Work instructions
Provide only the number of lines in the listing that contain the string "secs".

(Figure content listings)
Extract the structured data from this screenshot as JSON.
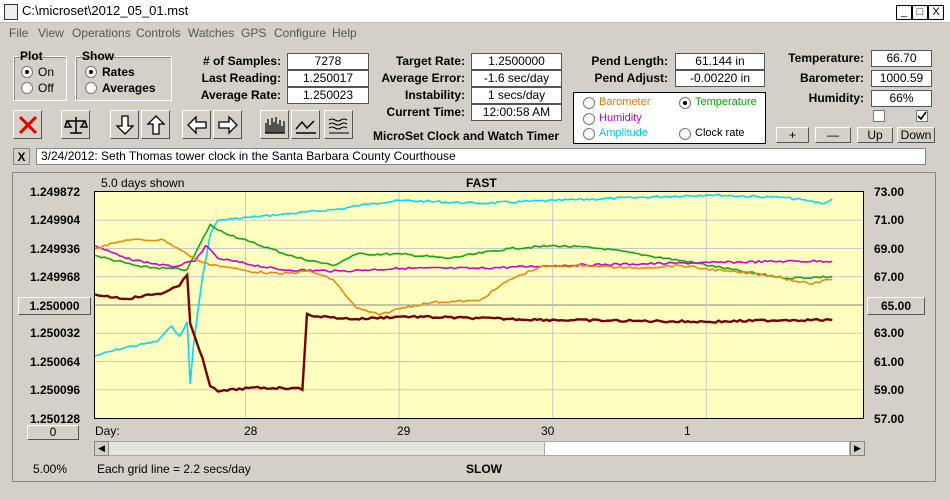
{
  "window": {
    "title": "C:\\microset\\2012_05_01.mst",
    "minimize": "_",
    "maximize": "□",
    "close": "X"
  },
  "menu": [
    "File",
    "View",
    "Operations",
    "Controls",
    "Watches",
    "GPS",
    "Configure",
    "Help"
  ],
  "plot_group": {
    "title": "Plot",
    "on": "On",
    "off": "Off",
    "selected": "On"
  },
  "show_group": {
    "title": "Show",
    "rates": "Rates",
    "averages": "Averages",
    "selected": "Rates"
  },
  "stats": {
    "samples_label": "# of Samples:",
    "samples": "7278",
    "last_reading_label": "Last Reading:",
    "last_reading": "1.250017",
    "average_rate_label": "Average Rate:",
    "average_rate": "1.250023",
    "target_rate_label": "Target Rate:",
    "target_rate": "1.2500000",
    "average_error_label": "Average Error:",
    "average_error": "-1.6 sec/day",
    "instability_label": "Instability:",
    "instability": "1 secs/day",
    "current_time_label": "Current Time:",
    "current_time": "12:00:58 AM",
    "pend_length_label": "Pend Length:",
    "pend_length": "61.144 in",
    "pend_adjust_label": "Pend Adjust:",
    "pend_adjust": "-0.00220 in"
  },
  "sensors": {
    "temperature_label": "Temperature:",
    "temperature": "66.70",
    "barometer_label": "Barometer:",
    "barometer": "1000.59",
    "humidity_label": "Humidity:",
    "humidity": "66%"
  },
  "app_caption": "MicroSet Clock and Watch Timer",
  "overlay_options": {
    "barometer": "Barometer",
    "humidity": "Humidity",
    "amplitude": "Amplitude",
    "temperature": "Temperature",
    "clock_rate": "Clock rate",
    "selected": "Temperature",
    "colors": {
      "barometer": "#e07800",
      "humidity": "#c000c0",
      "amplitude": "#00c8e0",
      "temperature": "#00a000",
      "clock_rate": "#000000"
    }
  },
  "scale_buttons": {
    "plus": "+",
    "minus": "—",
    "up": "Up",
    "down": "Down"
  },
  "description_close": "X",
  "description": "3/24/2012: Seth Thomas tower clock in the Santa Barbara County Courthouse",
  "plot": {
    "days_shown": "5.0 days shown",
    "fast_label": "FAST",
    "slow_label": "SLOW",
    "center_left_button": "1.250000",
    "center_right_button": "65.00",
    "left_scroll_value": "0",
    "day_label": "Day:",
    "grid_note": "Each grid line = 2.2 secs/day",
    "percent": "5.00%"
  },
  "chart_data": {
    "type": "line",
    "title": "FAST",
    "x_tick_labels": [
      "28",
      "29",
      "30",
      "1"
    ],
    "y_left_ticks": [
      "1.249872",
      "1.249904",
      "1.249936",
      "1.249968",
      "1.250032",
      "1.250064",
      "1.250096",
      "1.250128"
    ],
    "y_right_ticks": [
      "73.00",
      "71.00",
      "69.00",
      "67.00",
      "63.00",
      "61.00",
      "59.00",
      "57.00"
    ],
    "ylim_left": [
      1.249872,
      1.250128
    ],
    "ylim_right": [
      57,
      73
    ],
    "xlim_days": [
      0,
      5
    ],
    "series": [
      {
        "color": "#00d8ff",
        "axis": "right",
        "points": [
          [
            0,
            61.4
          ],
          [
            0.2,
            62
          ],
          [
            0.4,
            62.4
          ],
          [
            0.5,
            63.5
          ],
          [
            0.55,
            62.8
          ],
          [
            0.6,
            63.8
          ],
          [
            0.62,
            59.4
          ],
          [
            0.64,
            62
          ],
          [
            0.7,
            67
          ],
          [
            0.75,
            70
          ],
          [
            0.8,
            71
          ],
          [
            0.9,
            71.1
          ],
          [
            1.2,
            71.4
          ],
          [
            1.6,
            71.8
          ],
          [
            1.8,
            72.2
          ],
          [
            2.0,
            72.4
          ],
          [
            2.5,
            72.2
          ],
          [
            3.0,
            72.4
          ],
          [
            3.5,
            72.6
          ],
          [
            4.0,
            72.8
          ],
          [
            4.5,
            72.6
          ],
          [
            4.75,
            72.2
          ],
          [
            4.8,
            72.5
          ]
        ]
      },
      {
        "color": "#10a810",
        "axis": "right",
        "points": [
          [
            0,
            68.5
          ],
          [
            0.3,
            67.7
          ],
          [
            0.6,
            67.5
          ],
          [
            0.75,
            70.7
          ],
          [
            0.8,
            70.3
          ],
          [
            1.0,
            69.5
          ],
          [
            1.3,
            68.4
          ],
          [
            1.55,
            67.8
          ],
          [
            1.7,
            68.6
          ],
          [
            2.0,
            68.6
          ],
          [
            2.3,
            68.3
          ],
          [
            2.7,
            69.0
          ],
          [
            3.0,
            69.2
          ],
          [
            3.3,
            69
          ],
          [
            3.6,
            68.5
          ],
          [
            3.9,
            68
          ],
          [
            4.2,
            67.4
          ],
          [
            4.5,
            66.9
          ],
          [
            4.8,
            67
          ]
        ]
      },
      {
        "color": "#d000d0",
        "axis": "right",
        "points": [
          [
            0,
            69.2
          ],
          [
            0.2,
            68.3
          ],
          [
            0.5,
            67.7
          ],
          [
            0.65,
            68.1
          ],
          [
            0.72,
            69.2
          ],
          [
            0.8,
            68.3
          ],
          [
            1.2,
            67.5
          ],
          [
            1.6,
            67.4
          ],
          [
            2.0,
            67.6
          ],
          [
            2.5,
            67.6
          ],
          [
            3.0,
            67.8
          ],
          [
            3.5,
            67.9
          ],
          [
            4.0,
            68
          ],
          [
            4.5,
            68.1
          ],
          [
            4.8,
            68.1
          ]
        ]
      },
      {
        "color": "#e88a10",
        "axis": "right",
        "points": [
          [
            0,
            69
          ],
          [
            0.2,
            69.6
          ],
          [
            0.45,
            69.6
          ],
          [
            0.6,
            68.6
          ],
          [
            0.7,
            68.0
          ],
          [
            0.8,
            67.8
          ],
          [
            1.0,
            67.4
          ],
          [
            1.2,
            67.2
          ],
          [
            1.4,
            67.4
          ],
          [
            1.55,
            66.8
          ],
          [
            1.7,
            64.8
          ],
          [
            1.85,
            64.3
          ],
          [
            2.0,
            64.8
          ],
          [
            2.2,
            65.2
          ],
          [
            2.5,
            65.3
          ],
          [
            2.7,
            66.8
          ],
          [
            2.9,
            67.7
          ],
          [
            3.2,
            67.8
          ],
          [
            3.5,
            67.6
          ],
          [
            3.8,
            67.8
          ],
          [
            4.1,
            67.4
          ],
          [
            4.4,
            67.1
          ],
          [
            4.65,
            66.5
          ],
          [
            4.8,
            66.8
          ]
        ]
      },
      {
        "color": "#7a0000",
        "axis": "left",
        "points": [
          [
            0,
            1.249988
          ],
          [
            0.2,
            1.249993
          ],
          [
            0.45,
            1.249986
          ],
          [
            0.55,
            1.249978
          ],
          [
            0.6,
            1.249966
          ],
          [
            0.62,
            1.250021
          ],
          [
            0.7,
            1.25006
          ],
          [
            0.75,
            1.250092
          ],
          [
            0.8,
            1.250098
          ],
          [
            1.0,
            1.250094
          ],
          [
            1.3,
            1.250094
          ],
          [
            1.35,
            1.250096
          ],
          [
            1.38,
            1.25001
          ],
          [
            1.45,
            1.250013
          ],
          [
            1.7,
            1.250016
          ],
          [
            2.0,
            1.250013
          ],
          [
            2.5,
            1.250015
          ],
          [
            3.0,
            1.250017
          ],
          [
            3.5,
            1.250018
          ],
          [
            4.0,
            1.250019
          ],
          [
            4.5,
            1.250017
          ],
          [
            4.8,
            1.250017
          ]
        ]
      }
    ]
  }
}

Answer for the task
2